QUOTED TEXT:
--------------------------------

These factors, in turn, may compel youth to run away or join a gang—two circumstances that increase their odds of sexual exploitation. Some Native youth embrace gangs because they emphasize identity and culture similar to tribal life, Morris says, only to be exploited by their new “family.”

“Maybe there’s just one abuser within that gang, but they’re all brothers. [If you leave], you don’t just hide from one individual. You have to hide from everybody.”

Finding What Works

So how do family and youth workers help Native youth avoid trafficking, or escape an exploitative situation?

  • Screen for trafficking during the intake process: Simply adding questions to your intake form isn’t enough, Koepplinger says, particularly when the words used don’t resonate. Instead of asking youth if they’ve ever been trafficked, for example, agencies can ask more nuanced questions like if they’ve ever traded sex for food, or whether they know someone working as a pimp.

--------------------------------

DATA LINES:
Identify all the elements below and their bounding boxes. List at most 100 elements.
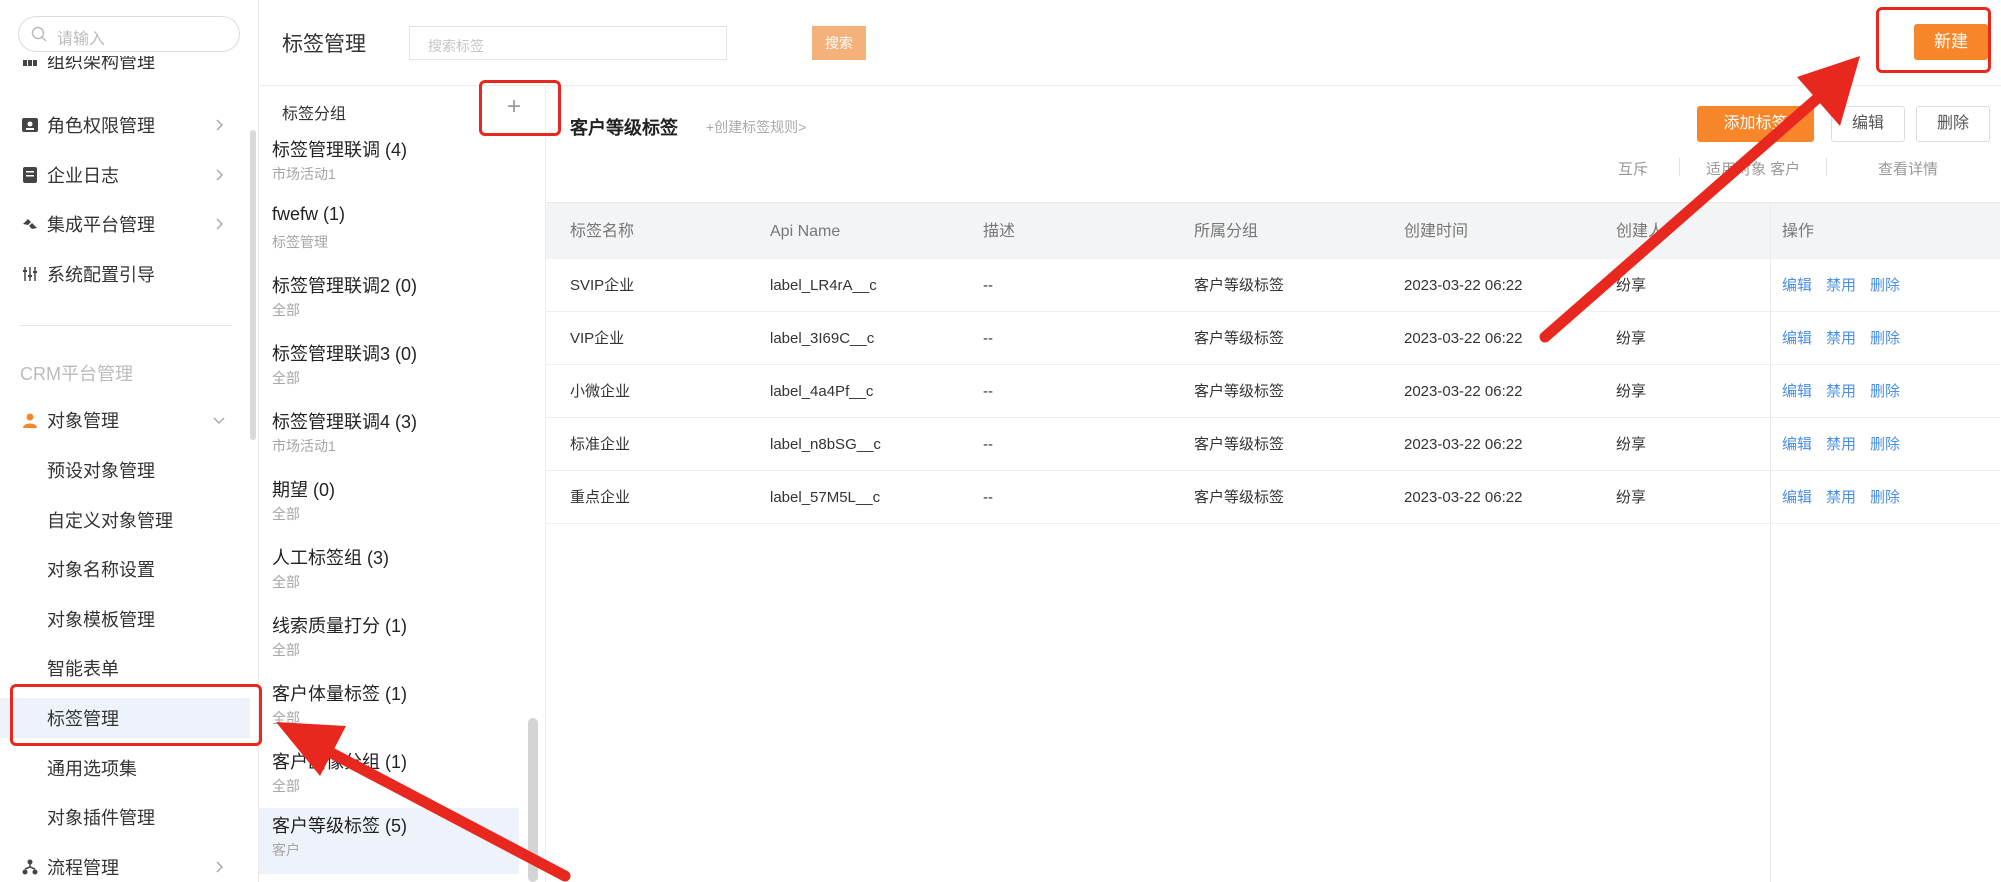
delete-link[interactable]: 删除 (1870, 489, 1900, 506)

--------------------------------

GOALS:
**a.** According to the passage on Native youth and trafficking, what question does Koepplinger suggest agencies ask instead of asking youth if they've ever been trafficked?
**b.** Write the next part of the passage on Native youth and trafficking, picking up after its last sentence.
The lines shown with this passage have no connection to it.

THE RESULTS:
**a.** Agencies can ask whether they've ever traded sex for food, or whether they know someone working as a pimp.

**b.**
  • Educate staff on Native issues: Each tribe’s culture can be very different, so it’s important to learn about the tribes near your area. Native-centric organizations like NAYA can also provide tips and resources for improving staff’s cultural competence.
  • Give voice to survivors: At MIWRC, survivors are invited to help lead initiatives to share their success stories and provide mentorship to struggling youth.
  • Understand that cycles take time to break: Family and youth workers cannot force a young person to leave a dangerous environment, Koepplinger says, but they can consistently offer to be there for youth when the time is right. “Pimp control is very deep, and it’s an emotional bond. You can’t break that bond. You have to replace it.”